Set problem: Note each line where "average" appears, and copy it.

— Start of Given data —

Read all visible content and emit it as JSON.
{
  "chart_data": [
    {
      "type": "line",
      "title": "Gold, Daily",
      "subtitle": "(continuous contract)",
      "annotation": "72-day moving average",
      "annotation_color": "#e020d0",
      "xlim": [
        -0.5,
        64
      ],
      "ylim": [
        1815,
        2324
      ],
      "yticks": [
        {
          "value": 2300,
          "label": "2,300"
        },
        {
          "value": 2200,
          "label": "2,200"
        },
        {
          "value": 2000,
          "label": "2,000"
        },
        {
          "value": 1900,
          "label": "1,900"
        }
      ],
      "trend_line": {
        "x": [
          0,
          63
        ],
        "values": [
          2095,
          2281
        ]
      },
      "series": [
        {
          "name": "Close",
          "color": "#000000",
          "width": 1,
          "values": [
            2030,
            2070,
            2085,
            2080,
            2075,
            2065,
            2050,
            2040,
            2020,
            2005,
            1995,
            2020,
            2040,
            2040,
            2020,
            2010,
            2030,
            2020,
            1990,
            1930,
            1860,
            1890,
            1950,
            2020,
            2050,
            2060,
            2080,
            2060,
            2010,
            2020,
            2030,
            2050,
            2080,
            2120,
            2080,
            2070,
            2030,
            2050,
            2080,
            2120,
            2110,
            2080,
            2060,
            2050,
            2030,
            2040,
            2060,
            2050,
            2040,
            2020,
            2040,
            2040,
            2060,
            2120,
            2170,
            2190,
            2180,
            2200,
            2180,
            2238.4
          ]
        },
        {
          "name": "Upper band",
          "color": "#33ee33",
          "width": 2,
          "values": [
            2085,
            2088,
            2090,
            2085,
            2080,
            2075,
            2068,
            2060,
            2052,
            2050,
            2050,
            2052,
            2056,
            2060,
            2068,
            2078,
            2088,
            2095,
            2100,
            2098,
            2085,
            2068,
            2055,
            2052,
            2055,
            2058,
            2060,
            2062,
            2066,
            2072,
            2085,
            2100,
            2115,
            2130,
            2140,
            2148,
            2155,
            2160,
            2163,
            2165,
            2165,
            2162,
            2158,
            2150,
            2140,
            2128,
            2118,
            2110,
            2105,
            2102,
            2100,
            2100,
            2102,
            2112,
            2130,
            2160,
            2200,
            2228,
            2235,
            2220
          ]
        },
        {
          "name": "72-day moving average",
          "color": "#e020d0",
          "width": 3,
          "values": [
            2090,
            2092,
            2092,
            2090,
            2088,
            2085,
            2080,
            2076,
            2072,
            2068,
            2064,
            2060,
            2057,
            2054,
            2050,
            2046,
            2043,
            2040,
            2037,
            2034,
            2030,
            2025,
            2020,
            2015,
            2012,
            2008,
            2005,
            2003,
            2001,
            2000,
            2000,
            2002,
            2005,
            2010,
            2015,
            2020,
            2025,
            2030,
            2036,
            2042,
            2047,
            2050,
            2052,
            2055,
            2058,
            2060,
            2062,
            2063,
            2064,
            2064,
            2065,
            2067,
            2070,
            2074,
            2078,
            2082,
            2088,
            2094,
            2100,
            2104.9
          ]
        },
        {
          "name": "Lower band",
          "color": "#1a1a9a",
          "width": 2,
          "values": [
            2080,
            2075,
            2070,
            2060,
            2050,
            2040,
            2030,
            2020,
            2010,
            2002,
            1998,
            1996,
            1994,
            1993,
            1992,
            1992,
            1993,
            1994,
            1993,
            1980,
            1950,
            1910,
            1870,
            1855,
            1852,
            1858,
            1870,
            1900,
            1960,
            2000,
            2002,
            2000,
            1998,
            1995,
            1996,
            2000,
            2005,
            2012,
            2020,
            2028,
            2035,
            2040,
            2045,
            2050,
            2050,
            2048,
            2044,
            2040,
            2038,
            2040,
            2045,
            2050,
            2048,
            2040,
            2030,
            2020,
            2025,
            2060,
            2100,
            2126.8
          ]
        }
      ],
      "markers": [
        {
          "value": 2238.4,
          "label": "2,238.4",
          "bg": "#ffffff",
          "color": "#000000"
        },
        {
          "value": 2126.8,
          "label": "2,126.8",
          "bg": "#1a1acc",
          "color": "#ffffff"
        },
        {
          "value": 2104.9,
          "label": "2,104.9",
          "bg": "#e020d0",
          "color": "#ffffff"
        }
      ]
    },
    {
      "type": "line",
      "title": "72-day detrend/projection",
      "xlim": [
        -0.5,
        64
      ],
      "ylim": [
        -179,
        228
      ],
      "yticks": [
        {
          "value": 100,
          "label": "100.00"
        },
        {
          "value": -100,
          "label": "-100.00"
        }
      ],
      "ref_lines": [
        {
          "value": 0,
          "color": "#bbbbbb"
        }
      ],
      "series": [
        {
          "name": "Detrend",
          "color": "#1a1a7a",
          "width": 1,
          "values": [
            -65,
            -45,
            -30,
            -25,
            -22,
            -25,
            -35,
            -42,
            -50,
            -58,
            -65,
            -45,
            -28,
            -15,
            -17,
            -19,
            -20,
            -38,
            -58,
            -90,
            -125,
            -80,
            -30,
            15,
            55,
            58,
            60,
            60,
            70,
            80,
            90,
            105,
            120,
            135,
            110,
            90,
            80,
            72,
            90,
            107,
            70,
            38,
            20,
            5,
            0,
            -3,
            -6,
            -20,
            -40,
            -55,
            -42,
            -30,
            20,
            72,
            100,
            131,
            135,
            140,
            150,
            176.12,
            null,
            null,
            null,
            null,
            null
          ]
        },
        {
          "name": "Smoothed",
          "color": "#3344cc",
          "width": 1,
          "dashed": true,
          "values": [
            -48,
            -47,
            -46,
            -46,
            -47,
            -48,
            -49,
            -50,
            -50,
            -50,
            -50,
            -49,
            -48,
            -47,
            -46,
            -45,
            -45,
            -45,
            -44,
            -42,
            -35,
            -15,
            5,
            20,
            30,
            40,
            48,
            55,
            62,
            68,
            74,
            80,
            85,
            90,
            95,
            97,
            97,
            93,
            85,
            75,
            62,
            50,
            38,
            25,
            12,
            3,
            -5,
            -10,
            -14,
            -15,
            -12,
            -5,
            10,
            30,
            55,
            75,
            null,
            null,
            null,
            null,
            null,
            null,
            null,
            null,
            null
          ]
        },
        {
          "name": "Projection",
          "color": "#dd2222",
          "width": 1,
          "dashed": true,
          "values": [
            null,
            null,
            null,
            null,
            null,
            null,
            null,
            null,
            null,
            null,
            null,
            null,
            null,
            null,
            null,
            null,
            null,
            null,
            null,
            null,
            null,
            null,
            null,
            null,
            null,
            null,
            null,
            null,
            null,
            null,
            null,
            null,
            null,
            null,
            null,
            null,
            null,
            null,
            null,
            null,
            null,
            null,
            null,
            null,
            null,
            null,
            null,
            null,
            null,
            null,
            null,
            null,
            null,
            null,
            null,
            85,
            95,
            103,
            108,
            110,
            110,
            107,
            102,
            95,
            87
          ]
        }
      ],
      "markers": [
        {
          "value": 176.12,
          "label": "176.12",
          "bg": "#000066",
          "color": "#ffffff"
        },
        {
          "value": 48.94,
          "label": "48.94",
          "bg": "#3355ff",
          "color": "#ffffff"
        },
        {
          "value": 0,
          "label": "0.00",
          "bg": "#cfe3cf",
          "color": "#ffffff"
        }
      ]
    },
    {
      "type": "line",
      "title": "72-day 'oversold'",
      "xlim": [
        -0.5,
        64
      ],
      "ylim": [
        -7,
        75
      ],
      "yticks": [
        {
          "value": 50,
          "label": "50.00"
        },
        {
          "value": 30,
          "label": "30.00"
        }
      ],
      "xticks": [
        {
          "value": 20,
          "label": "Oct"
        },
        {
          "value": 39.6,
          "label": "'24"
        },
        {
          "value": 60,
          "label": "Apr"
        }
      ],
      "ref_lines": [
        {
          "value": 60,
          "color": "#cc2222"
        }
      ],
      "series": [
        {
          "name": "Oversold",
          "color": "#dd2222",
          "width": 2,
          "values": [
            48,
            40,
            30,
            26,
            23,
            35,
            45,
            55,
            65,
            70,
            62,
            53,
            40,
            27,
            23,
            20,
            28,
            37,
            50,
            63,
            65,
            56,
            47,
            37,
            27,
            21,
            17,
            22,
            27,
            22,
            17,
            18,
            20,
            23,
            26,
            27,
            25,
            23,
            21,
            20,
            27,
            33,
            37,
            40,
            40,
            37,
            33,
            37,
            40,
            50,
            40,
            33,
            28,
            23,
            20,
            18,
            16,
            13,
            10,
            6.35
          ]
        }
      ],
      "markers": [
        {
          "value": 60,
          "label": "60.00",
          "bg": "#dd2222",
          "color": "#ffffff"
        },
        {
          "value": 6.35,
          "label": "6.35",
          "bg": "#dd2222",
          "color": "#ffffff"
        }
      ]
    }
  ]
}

— End of Given data —

Exercise result:
      "annotation": "72-day moving average",
          "name": "72-day moving average",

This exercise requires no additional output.